= Task objective =
Nothing may be dropped or altered: reproduce all the data.
---------- Data for this task ----------
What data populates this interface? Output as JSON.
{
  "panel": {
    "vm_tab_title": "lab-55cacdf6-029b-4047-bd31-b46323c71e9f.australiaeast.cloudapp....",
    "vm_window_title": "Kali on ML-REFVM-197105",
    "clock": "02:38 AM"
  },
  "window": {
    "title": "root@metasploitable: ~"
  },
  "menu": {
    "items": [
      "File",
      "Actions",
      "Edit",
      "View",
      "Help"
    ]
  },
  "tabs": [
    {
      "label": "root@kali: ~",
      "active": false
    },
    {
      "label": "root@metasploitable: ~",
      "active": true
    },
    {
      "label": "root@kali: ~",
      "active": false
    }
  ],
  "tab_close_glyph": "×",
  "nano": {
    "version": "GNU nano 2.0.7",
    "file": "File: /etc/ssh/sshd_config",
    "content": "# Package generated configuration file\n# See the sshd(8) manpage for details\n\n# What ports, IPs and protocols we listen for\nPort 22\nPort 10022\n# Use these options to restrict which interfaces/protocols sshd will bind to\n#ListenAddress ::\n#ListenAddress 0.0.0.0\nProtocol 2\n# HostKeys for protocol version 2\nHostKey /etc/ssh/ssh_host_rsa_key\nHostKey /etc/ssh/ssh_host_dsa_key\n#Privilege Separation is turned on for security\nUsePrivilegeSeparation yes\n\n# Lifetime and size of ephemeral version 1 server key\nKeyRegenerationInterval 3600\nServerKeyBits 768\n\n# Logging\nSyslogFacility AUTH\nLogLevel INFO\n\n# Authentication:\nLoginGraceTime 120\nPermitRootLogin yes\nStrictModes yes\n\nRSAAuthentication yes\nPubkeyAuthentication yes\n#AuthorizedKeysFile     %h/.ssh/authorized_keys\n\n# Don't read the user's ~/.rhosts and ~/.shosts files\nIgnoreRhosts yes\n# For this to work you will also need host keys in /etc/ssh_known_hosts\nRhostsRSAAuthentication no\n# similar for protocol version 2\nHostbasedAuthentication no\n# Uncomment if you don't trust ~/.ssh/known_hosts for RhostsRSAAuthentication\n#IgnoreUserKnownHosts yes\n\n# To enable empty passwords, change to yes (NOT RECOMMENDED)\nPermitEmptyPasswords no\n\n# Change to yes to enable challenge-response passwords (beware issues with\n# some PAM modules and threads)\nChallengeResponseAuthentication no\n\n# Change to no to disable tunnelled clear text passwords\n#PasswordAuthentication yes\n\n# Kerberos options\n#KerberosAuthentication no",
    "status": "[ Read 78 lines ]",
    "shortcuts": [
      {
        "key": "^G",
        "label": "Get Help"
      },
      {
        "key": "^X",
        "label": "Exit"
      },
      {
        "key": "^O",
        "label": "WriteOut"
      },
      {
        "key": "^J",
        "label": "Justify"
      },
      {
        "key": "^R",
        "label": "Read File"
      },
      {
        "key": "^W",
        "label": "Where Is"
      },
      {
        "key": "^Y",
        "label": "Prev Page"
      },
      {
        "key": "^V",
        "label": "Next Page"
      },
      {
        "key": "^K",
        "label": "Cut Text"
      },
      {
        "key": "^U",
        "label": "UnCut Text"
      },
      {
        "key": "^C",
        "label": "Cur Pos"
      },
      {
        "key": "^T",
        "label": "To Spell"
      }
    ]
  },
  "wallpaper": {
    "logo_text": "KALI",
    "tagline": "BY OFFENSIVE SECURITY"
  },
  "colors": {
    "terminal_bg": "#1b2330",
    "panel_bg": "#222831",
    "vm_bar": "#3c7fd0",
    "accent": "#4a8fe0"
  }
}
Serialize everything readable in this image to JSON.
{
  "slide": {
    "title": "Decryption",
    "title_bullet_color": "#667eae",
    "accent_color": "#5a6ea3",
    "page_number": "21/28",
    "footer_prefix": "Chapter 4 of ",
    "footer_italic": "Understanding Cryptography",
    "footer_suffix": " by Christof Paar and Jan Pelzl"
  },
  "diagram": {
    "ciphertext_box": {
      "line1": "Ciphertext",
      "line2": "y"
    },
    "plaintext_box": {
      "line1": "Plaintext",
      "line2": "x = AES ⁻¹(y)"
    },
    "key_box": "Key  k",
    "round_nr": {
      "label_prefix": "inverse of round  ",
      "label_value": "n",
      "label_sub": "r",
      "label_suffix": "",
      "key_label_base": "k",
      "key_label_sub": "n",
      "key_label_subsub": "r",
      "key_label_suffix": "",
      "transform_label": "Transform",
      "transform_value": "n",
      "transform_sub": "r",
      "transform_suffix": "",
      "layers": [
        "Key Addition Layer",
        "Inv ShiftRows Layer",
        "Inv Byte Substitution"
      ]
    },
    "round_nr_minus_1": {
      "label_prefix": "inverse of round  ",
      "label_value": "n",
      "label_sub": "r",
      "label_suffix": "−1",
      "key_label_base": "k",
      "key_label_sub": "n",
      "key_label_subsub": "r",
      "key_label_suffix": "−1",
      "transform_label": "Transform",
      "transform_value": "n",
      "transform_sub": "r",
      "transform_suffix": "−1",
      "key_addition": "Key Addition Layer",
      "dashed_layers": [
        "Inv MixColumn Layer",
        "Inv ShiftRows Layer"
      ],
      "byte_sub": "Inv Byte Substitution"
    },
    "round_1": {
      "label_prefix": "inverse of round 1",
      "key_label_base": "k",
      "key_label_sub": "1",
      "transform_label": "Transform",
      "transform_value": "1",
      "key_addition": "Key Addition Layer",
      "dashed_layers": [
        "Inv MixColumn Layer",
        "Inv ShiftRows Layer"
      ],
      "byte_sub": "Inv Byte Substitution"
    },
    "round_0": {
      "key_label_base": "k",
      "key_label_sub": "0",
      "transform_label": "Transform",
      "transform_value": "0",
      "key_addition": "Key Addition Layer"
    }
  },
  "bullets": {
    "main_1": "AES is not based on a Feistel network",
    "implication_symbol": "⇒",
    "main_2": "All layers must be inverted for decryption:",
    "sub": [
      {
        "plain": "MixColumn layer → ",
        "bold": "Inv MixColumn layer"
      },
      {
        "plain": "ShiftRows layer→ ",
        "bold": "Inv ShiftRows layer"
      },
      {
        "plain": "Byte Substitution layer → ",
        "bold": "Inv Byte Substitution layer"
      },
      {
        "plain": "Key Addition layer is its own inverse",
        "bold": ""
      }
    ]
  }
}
----------
= The output =
What data populates this interface? Output as JSON.
{
  "panel": {
    "vm_tab_title": "lab-55cacdf6-029b-4047-bd31-b46323c71e9f.australiaeast.cloudapp....",
    "vm_window_title": "Kali on ML-REFVM-197105",
    "clock": "02:38 AM"
  },
  "window": {
    "title": "root@metasploitable: ~"
  },
  "menu": {
    "items": [
      "File",
      "Actions",
      "Edit",
      "View",
      "Help"
    ]
  },
  "tabs": [
    {
      "label": "root@kali: ~",
      "active": false
    },
    {
      "label": "root@metasploitable: ~",
      "active": true
    },
    {
      "label": "root@kali: ~",
      "active": false
    }
  ],
  "tab_close_glyph": "×",
  "nano": {
    "version": "GNU nano 2.0.7",
    "file": "File: /etc/ssh/sshd_config",
    "content": "# Package generated configuration file\n# See the sshd(8) manpage for details\n\n# What ports, IPs and protocols we listen for\nPort 22\nPort 10022\n# Use these options to restrict which interfaces/protocols sshd will bind to\n#ListenAddress ::\n#ListenAddress 0.0.0.0\nProtocol 2\n# HostKeys for protocol version 2\nHostKey /etc/ssh/ssh_host_rsa_key\nHostKey /etc/ssh/ssh_host_dsa_key\n#Privilege Separation is turned on for security\nUsePrivilegeSeparation yes\n\n# Lifetime and size of ephemeral version 1 server key\nKeyRegenerationInterval 3600\nServerKeyBits 768\n\n# Logging\nSyslogFacility AUTH\nLogLevel INFO\n\n# Authentication:\nLoginGraceTime 120\nPermitRootLogin yes\nStrictModes yes\n\nRSAAuthentication yes\nPubkeyAuthentication yes\n#AuthorizedKeysFile     %h/.ssh/authorized_keys\n\n# Don't read the user's ~/.rhosts and ~/.shosts files\nIgnoreRhosts yes\n# For this to work you will also need host keys in /etc/ssh_known_hosts\nRhostsRSAAuthentication no\n# similar for protocol version 2\nHostbasedAuthentication no\n# Uncomment if you don't trust ~/.ssh/known_hosts for RhostsRSAAuthentication\n#IgnoreUserKnownHosts yes\n\n# To enable empty passwords, change to yes (NOT RECOMMENDED)\nPermitEmptyPasswords no\n\n# Change to yes to enable challenge-response passwords (beware issues with\n# some PAM modules and threads)\nChallengeResponseAuthentication no\n\n# Change to no to disable tunnelled clear text passwords\n#PasswordAuthentication yes\n\n# Kerberos options\n#KerberosAuthentication no",
    "status": "[ Read 78 lines ]",
    "shortcuts": [
      {
        "key": "^G",
        "label": "Get Help"
      },
      {
        "key": "^X",
        "label": "Exit"
      },
      {
        "key": "^O",
        "label": "WriteOut"
      },
      {
        "key": "^J",
        "label": "Justify"
      },
      {
        "key": "^R",
        "label": "Read File"
      },
      {
        "key": "^W",
        "label": "Where Is"
      },
      {
        "key": "^Y",
        "label": "Prev Page"
      },
      {
        "key": "^V",
        "label": "Next Page"
      },
      {
        "key": "^K",
        "label": "Cut Text"
      },
      {
        "key": "^U",
        "label": "UnCut Text"
      },
      {
        "key": "^C",
        "label": "Cur Pos"
      },
      {
        "key": "^T",
        "label": "To Spell"
      }
    ]
  },
  "wallpaper": {
    "logo_text": "KALI",
    "tagline": "BY OFFENSIVE SECURITY"
  },
  "colors": {
    "terminal_bg": "#1b2330",
    "panel_bg": "#222831",
    "vm_bar": "#3c7fd0",
    "accent": "#4a8fe0"
  }
}
Serialize everything readable in this image to JSON.
{
  "slide": {
    "title": "Decryption",
    "title_bullet_color": "#667eae",
    "accent_color": "#5a6ea3",
    "page_number": "21/28",
    "footer_prefix": "Chapter 4 of ",
    "footer_italic": "Understanding Cryptography",
    "footer_suffix": " by Christof Paar and Jan Pelzl"
  },
  "diagram": {
    "ciphertext_box": {
      "line1": "Ciphertext",
      "line2": "y"
    },
    "plaintext_box": {
      "line1": "Plaintext",
      "line2": "x = AES ⁻¹(y)"
    },
    "key_box": "Key  k",
    "round_nr": {
      "label_prefix": "inverse of round  ",
      "label_value": "n",
      "label_sub": "r",
      "label_suffix": "",
      "key_label_base": "k",
      "key_label_sub": "n",
      "key_label_subsub": "r",
      "key_label_suffix": "",
      "transform_label": "Transform",
      "transform_value": "n",
      "transform_sub": "r",
      "transform_suffix": "",
      "layers": [
        "Key Addition Layer",
        "Inv ShiftRows Layer",
        "Inv Byte Substitution"
      ]
    },
    "round_nr_minus_1": {
      "label_prefix": "inverse of round  ",
      "label_value": "n",
      "label_sub": "r",
      "label_suffix": "−1",
      "key_label_base": "k",
      "key_label_sub": "n",
      "key_label_subsub": "r",
      "key_label_suffix": "−1",
      "transform_label": "Transform",
      "transform_value": "n",
      "transform_sub": "r",
      "transform_suffix": "−1",
      "key_addition": "Key Addition Layer",
      "dashed_layers": [
        "Inv MixColumn Layer",
        "Inv ShiftRows Layer"
      ],
      "byte_sub": "Inv Byte Substitution"
    },
    "round_1": {
      "label_prefix": "inverse of round 1",
      "key_label_base": "k",
      "key_label_sub": "1",
      "transform_label": "Transform",
      "transform_value": "1",
      "key_addition": "Key Addition Layer",
      "dashed_layers": [
        "Inv MixColumn Layer",
        "Inv ShiftRows Layer"
      ],
      "byte_sub": "Inv Byte Substitution"
    },
    "round_0": {
      "key_label_base": "k",
      "key_label_sub": "0",
      "transform_label": "Transform",
      "transform_value": "0",
      "key_addition": "Key Addition Layer"
    }
  },
  "bullets": {
    "main_1": "AES is not based on a Feistel network",
    "implication_symbol": "⇒",
    "main_2": "All layers must be inverted for decryption:",
    "sub": [
      {
        "plain": "MixColumn layer → ",
        "bold": "Inv MixColumn layer"
      },
      {
        "plain": "ShiftRows layer→ ",
        "bold": "Inv ShiftRows layer"
      },
      {
        "plain": "Byte Substitution layer → ",
        "bold": "Inv Byte Substitution layer"
      },
      {
        "plain": "Key Addition layer is its own inverse",
        "bold": ""
      }
    ]
  }
}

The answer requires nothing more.